L’affaire des milliers de demandes d’asile restées en rade à l’Office fédéral des migrations scandalise les organisations de défense des réfugiés.
Dans les milieux de défense des migrants, la consternation règne après la découverte de 7000 à 10 000 demandes d’asile d’Irakiens laissées en déshérence dans les ambassades suisses d’Egypte et de Syrie. L’affaire a été révélée mercredi par la cheffe du Département fédéral de justice et police (DFJP), Simonetta Sommaruga, qui a annoncé dans la foulée l’ouverture d’une enquête (notre édition d’hier). Selon la conseillère fédérale, l’Office fédéral des migrations (ODM) a ordonné en 2006 aux ambassades – décision confirmée en 2008 – de ne pas traiter ces dossiers. Avec d’autres pays, la Suisse aurait confié ces requérants au Haut-Commissariat des Nations Unies pour les réfugiés (HCR).

════

Tâche donnée 1:
Recopiez fidèlement, dans l'article sur les demandes d'asile en souffrance, le passage qui va de « Dans les milieux » jusqu'à « les réfugiés (HCR). ».
Tâche donnée 2:
Combien de demandes d'asile d'Irakiens ont été découvertes dans les ambassades suisses d'Égypte et de Syrie, d'après l'article sur les demandes d'asile en souffrance ?

Données de disposition spatiale
════

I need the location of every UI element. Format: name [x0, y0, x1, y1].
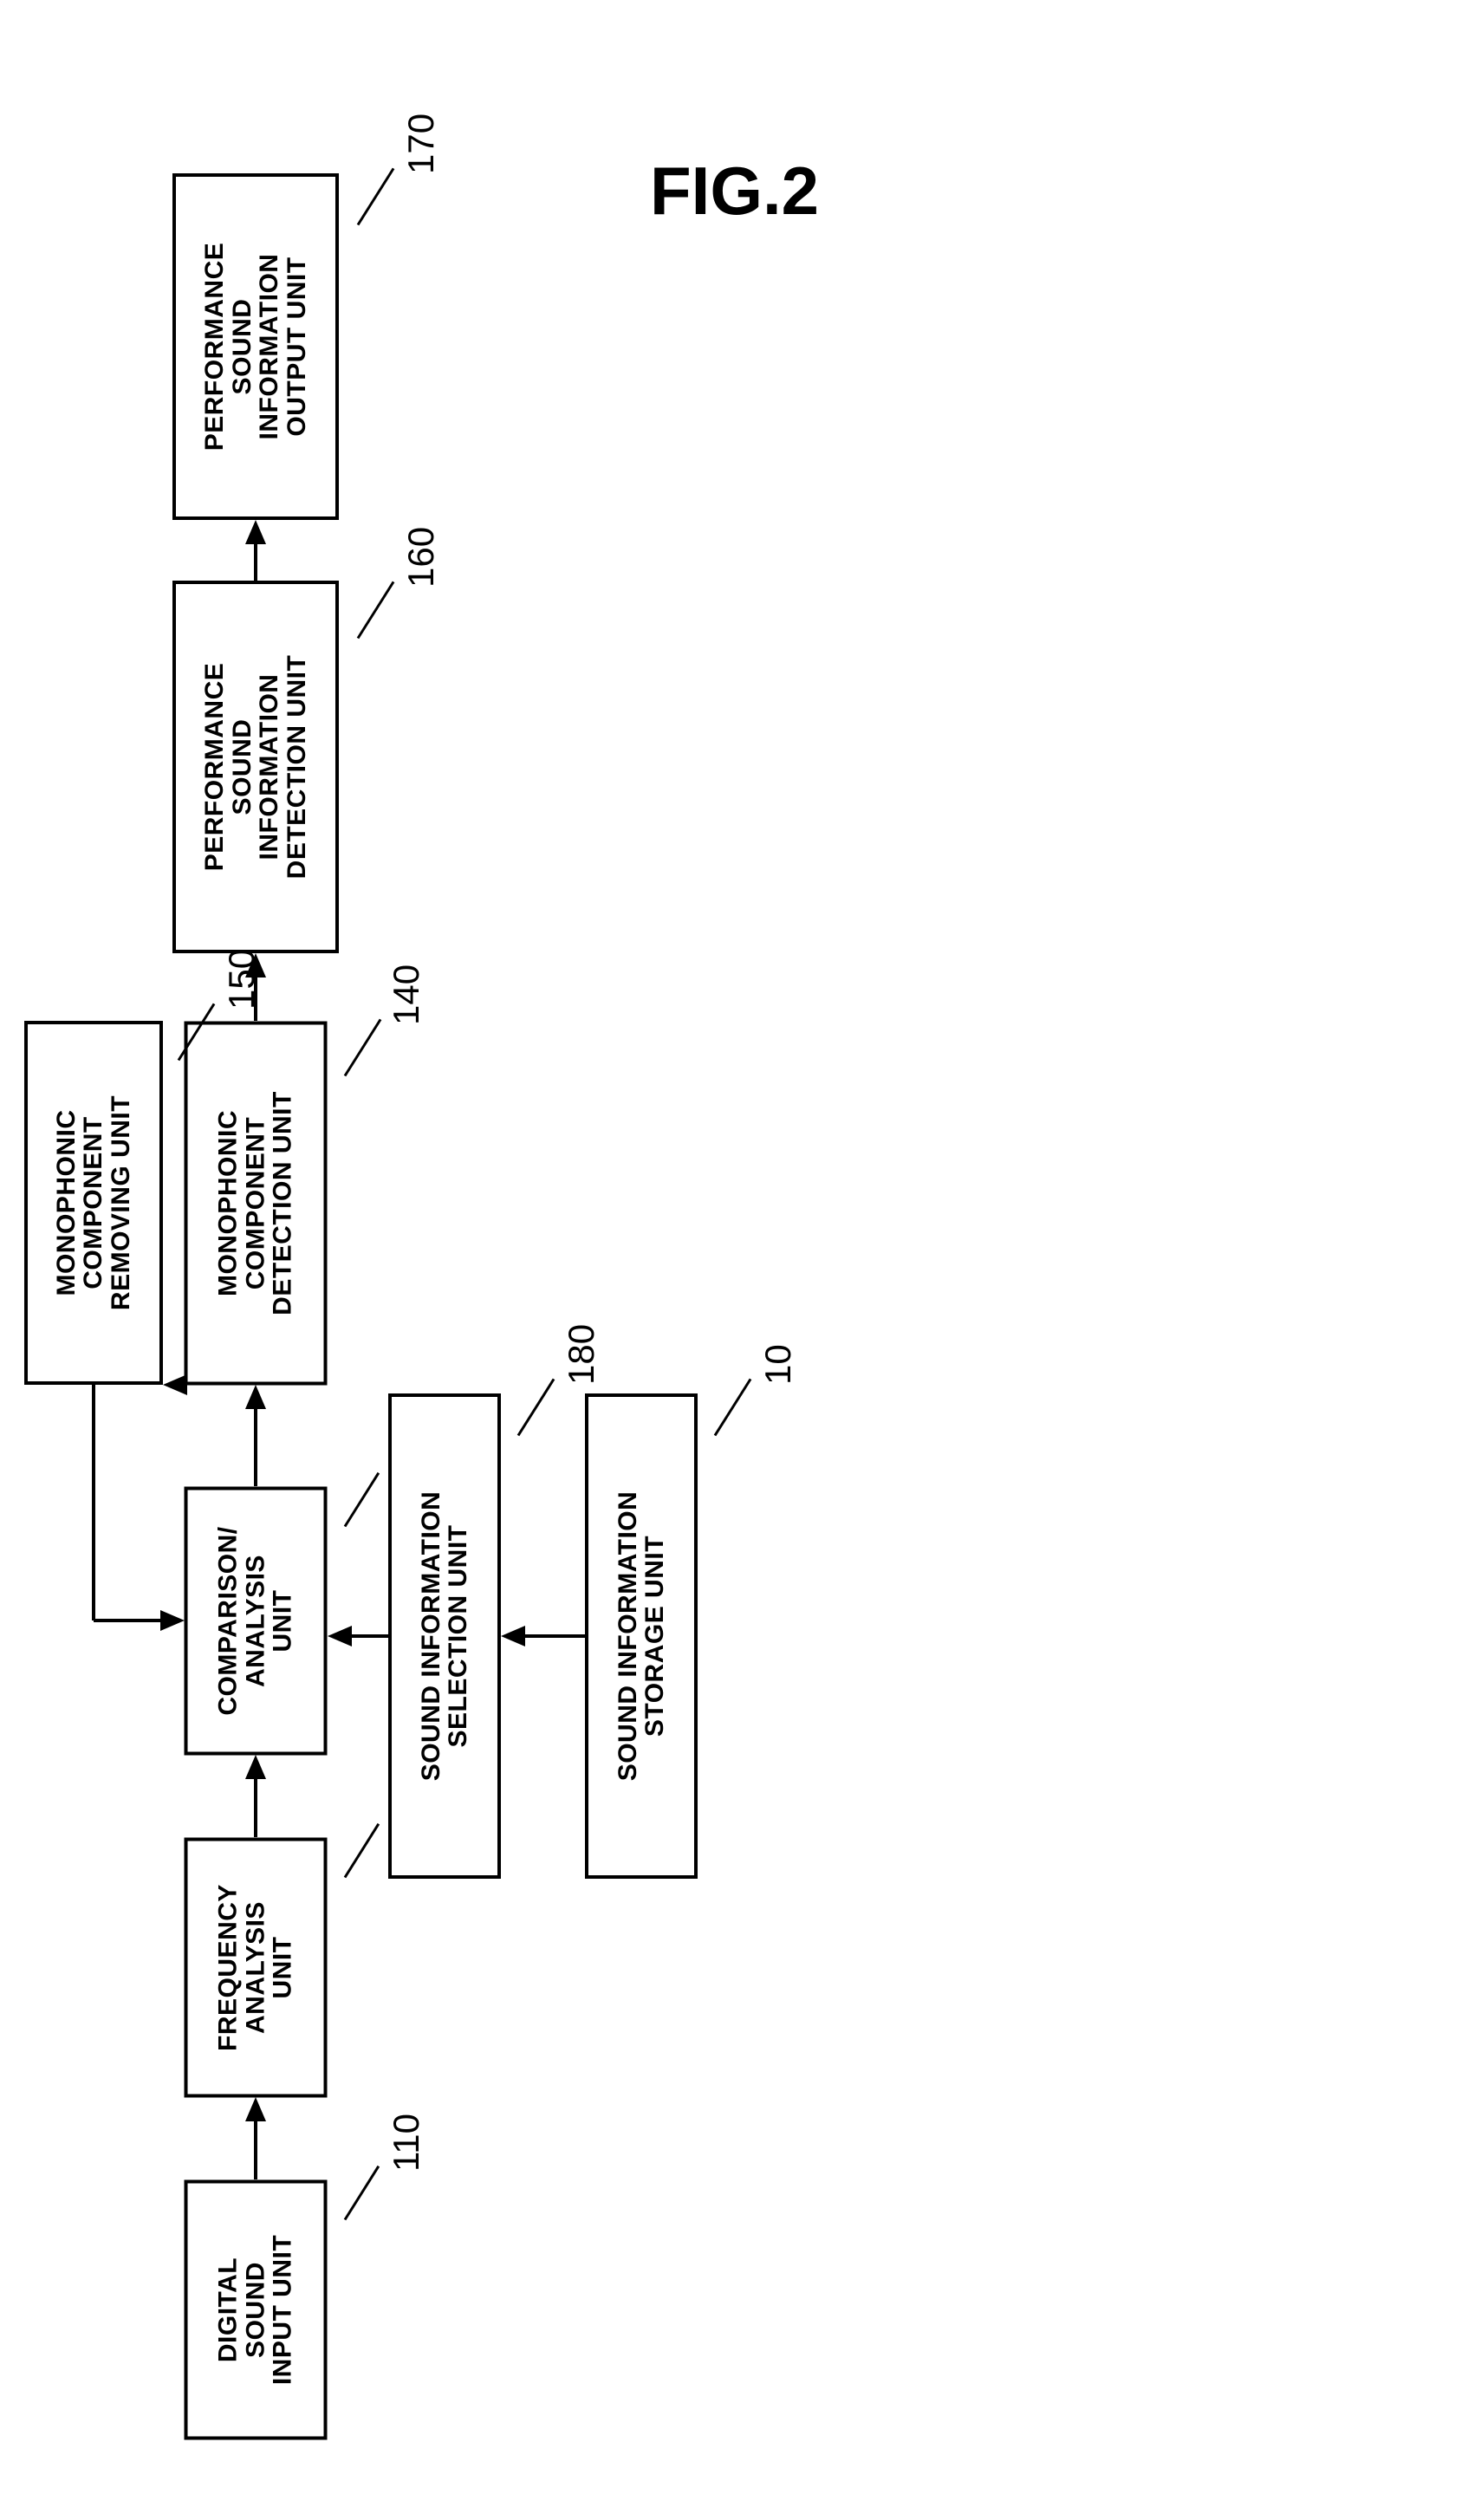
ref-tick-n180 — [517, 1379, 555, 1437]
block-label: MONOPHONIC COMPONENT DETECTION UNIT — [215, 1091, 297, 1315]
block-n150: MONOPHONIC COMPONENT REMOVING UNIT — [24, 1021, 163, 1385]
block-label: PERFORMANCE SOUND INFORMATION DETECTION … — [201, 655, 310, 880]
ref-label-n110: 110 — [386, 2114, 427, 2172]
ref-label-n180: 180 — [561, 1324, 602, 1385]
block-label: FREQUENCY ANALYSIS UNIT — [215, 1884, 297, 2051]
block-label: MONOPHONIC COMPONENT REMOVING UNIT — [53, 1095, 135, 1310]
ref-label-n170: 170 — [400, 114, 442, 174]
block-label: DIGITAL SOUND INPUT UNIT — [215, 2234, 297, 2384]
ref-label-n140: 140 — [386, 964, 427, 1025]
ref-label-n160: 160 — [400, 527, 442, 588]
ref-tick-n160 — [357, 581, 395, 640]
ref-tick-n170 — [357, 168, 395, 226]
block-n120: FREQUENCY ANALYSIS UNIT — [185, 1837, 328, 2097]
ref-label-n150: 150 — [221, 949, 263, 1010]
block-n160: PERFORMANCE SOUND INFORMATION DETECTION … — [172, 581, 339, 953]
ref-label-n10: 10 — [757, 1344, 799, 1385]
block-label: SOUND INFORMATION STORAGE UNIT — [614, 1491, 669, 1782]
block-n110: DIGITAL SOUND INPUT UNIT — [185, 2179, 328, 2439]
ref-tick-n110 — [344, 2166, 380, 2221]
ref-tick-n10 — [714, 1379, 752, 1437]
block-n170: PERFORMANCE SOUND INFORMATION OUTPUT UNI… — [172, 173, 339, 520]
block-n130: COMPARISON/ ANALYSIS UNIT — [185, 1486, 328, 1755]
block-n180: SOUND INFORMATION SELECTION UNIT — [388, 1393, 501, 1879]
block-label: COMPARISON/ ANALYSIS UNIT — [215, 1526, 297, 1715]
ref-tick-n130 — [344, 1472, 380, 1528]
block-n140: MONOPHONIC COMPONENT DETECTION UNIT — [185, 1021, 328, 1385]
figure-title: FIG.2 — [650, 152, 819, 231]
ref-tick-n140 — [344, 1019, 382, 1077]
block-label: PERFORMANCE SOUND INFORMATION OUTPUT UNI… — [201, 243, 310, 451]
block-label: SOUND INFORMATION SELECTION UNIT — [418, 1491, 472, 1782]
ref-tick-n120 — [344, 1823, 380, 1879]
block-n10: SOUND INFORMATION STORAGE UNIT — [585, 1393, 698, 1879]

════

Réponse complète 1:
Dans les milieux de défense des migrants, la consternation règne après la découverte de 7000 à 10 000 demandes d’asile d’Irakiens laissées en déshérence dans les ambassades suisses d’Egypte et de Syrie. L’affaire a été révélée mercredi par la cheffe du Département fédéral de justice et police (DFJP), Simonetta Sommaruga, qui a annoncé dans la foulée l’ouverture d’une enquête (notre édition d’hier). Selon la conseillère fédérale, l’Office fédéral des migrations (ODM) a ordonné en 2006 aux ambassades – décision confirmée en 2008 – de ne pas traiter ces dossiers. Avec d’autres pays, la Suisse aurait confié ces requérants au Haut-Commissariat des Nations Unies pour les réfugiés (HCR).

Réponse complète 2:
Entre 7000 et 10 000 demandes d'asile d'Irakiens.